:: RECORDS PROVIDED ::

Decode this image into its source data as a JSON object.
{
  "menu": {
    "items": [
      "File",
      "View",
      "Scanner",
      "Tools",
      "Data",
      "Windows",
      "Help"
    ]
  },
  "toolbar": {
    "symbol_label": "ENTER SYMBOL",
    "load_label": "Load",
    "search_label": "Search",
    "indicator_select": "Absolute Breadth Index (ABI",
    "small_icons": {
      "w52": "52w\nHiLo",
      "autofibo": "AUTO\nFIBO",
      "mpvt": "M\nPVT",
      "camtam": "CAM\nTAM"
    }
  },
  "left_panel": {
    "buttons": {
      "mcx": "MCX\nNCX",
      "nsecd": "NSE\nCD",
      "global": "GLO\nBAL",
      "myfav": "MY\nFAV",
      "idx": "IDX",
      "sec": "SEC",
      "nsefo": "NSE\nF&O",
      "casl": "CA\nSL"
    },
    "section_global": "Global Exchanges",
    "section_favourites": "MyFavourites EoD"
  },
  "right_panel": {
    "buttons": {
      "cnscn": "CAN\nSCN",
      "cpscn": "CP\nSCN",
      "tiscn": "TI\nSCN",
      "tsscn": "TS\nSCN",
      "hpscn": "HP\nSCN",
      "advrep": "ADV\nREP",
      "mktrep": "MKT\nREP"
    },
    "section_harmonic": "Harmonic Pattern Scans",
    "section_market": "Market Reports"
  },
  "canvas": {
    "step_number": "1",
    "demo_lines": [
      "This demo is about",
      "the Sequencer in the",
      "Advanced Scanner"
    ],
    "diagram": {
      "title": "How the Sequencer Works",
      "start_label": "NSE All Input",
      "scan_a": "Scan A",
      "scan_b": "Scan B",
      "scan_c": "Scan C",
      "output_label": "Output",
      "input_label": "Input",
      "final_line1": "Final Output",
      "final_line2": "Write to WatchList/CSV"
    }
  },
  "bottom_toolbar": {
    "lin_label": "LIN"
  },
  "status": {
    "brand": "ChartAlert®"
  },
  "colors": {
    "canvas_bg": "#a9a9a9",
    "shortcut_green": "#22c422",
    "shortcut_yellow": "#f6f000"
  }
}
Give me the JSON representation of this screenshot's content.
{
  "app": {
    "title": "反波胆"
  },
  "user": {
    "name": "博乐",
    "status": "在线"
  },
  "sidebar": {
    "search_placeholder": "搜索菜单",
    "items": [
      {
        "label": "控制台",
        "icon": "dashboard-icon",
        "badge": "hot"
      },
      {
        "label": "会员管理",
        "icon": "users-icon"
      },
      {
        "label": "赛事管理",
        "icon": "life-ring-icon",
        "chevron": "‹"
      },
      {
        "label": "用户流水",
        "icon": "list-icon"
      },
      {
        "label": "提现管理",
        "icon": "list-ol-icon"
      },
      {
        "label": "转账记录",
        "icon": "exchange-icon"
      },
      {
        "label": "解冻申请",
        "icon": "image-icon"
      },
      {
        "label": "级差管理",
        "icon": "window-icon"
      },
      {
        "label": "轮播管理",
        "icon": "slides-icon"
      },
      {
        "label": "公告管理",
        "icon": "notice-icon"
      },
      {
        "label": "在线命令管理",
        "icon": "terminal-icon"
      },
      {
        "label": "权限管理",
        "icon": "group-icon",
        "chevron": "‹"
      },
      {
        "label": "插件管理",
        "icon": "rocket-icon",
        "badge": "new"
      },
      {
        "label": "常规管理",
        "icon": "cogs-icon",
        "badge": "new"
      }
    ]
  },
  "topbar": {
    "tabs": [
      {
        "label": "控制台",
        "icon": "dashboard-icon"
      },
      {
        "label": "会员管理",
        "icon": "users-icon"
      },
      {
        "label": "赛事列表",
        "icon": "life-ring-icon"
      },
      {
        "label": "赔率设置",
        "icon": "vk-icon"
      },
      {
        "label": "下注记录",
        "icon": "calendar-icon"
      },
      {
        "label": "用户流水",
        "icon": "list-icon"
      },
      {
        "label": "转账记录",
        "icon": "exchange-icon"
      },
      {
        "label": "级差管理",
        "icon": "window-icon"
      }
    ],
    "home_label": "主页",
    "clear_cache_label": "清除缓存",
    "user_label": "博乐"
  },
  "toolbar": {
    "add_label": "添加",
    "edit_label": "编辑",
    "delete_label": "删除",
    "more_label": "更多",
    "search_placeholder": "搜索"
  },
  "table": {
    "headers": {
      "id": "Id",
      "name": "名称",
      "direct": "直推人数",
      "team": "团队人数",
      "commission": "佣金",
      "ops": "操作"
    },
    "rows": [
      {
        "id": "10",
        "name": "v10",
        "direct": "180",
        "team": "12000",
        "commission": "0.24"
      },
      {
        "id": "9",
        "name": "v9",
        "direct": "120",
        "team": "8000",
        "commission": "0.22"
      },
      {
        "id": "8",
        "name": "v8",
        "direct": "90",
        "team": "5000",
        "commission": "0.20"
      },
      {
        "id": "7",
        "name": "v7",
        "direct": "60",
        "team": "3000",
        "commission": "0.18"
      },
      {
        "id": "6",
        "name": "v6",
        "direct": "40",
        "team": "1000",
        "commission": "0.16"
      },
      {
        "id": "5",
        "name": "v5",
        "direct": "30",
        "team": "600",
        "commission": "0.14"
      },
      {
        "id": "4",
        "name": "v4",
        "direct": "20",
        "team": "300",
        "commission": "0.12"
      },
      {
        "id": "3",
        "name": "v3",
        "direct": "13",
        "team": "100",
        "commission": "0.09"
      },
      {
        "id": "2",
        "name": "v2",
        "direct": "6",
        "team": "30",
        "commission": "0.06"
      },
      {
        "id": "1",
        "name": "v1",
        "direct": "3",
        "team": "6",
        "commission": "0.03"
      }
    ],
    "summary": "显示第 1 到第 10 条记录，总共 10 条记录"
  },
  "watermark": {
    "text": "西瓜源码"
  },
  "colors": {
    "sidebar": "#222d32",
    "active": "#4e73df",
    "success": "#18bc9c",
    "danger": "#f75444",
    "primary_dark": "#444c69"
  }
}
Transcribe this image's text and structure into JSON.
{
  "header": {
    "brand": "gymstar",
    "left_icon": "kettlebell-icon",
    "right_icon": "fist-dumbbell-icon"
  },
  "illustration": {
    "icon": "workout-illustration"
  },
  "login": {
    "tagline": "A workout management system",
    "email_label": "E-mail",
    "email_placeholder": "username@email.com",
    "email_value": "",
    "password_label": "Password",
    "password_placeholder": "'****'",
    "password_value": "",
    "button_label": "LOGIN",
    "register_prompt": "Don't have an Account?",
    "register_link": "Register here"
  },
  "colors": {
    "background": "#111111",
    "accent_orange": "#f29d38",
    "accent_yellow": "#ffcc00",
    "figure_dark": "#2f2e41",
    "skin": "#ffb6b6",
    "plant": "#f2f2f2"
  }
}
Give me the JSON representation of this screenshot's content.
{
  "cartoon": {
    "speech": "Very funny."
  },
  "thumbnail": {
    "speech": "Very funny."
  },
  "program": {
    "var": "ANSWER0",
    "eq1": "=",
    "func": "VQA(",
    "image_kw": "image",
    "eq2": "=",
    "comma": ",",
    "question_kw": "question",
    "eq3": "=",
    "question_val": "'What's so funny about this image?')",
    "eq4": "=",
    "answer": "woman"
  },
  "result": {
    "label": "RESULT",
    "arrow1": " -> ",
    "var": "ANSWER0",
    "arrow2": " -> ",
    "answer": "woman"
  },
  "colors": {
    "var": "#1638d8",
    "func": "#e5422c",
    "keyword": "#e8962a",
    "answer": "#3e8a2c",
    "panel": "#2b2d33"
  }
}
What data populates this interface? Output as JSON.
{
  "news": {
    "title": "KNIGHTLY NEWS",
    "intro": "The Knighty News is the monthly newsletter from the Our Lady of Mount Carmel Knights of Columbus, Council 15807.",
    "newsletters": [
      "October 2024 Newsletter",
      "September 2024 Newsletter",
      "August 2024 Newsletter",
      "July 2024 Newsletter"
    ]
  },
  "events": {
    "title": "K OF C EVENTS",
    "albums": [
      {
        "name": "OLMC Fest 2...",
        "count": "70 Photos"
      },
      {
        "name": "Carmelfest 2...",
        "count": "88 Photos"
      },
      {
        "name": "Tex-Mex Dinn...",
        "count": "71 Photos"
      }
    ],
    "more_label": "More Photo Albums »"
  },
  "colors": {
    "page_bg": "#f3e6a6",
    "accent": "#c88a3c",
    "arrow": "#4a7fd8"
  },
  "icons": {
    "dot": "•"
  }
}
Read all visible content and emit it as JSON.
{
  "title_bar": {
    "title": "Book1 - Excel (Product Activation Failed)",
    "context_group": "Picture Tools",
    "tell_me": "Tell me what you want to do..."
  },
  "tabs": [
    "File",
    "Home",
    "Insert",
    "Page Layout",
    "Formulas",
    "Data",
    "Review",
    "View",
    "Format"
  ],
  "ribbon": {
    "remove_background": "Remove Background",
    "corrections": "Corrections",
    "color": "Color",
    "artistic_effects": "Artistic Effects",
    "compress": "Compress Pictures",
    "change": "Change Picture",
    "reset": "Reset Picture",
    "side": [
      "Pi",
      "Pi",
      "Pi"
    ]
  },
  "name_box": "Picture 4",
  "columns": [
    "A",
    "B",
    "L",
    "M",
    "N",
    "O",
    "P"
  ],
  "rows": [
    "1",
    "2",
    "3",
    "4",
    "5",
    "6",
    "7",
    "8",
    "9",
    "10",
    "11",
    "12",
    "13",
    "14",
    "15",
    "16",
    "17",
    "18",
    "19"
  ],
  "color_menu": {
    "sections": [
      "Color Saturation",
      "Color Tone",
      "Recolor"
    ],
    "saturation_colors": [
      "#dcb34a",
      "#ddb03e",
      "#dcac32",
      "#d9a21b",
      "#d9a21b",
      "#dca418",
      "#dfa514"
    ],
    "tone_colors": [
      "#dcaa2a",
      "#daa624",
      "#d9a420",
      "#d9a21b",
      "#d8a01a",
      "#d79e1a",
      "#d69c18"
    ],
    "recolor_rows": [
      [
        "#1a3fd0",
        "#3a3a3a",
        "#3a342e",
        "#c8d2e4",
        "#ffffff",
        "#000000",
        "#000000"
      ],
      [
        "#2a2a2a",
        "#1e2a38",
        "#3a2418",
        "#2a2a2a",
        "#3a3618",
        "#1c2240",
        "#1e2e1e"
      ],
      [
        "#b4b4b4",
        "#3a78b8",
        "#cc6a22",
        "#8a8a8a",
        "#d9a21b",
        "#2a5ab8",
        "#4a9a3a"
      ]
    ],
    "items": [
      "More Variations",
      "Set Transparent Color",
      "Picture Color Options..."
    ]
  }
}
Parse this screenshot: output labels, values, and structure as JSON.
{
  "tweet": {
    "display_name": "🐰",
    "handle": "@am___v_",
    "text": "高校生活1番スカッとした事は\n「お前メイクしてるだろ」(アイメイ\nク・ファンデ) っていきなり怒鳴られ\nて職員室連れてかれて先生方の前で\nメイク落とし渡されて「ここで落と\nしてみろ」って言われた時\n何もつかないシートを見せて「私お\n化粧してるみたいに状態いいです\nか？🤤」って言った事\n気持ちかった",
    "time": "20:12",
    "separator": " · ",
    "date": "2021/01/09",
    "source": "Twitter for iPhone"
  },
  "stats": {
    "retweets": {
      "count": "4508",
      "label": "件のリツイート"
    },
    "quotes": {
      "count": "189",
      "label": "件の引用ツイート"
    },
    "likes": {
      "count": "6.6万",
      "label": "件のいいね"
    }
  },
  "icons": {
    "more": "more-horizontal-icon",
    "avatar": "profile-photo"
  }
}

:::

§ WORK REQUIRED: Report only the number of lines in the records that include the word "into".

§ FINAL ANSWER: 2